**Records shown:**
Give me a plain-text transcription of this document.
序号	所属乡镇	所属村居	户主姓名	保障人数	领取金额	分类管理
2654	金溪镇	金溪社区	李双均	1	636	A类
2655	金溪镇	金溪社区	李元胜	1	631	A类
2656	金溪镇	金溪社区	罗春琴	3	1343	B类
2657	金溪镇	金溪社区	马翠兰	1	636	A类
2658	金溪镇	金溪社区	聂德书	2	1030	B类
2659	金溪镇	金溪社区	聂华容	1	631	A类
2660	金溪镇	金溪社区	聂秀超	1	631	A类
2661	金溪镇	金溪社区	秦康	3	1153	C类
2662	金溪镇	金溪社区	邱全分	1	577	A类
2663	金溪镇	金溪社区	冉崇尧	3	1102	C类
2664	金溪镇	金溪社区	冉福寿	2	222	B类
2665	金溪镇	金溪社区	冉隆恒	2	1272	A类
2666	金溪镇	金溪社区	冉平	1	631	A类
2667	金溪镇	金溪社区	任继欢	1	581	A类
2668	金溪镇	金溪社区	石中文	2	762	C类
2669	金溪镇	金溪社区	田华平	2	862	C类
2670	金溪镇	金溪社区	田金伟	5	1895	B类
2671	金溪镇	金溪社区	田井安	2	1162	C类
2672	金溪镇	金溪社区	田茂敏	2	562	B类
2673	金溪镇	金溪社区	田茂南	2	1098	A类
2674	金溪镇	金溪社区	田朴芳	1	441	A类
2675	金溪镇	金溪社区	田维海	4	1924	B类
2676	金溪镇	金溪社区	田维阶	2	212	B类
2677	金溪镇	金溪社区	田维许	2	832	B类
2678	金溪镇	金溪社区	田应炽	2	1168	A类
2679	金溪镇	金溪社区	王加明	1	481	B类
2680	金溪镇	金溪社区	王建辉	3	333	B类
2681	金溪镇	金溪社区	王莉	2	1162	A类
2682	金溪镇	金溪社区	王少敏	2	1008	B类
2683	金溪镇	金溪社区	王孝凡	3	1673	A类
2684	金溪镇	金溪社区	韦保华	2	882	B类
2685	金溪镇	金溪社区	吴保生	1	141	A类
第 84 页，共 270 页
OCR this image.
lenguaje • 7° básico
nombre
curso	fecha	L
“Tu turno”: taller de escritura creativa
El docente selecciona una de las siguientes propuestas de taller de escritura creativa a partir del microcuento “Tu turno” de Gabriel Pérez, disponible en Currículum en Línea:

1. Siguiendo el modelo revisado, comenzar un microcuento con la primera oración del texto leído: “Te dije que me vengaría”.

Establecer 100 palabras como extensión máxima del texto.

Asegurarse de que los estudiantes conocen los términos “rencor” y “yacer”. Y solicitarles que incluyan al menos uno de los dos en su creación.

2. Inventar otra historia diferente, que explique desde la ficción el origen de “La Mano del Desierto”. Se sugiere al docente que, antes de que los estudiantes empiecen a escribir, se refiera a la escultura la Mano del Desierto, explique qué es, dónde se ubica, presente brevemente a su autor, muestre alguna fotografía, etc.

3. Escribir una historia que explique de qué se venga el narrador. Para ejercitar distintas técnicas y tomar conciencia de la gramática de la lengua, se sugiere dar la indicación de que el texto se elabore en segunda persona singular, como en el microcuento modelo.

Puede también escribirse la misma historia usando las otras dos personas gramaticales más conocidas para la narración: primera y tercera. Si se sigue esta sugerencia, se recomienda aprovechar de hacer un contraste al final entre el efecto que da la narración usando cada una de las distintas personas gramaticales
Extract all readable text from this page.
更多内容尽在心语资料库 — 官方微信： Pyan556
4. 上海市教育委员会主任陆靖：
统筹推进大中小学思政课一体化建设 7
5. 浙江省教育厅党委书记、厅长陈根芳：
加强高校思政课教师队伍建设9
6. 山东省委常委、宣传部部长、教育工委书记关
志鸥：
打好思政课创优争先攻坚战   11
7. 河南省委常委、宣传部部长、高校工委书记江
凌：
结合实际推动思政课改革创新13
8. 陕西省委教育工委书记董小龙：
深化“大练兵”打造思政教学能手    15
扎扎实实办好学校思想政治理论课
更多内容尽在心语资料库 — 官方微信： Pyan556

**What the task requires:** Which lines hold the word "distintas"? Return all of them from the records above.

**Solution for this task:**
3. Escribir una historia que explique de qué se venga el narrador. Para ejercitar distintas técnicas y tomar conciencia de la gramática de la lengua, se sugiere dar la indicación de que el texto se elabore en segunda persona singular, como en el microcuento modelo.
Puede también escribirse la misma historia usando las otras dos personas gramaticales más conocidas para la narración: primera y tercera. Si se sigue esta sugerencia, se recomienda aprovechar de hacer un contraste al final entre el efecto que da la narración usando cada una de las distintas personas gramaticales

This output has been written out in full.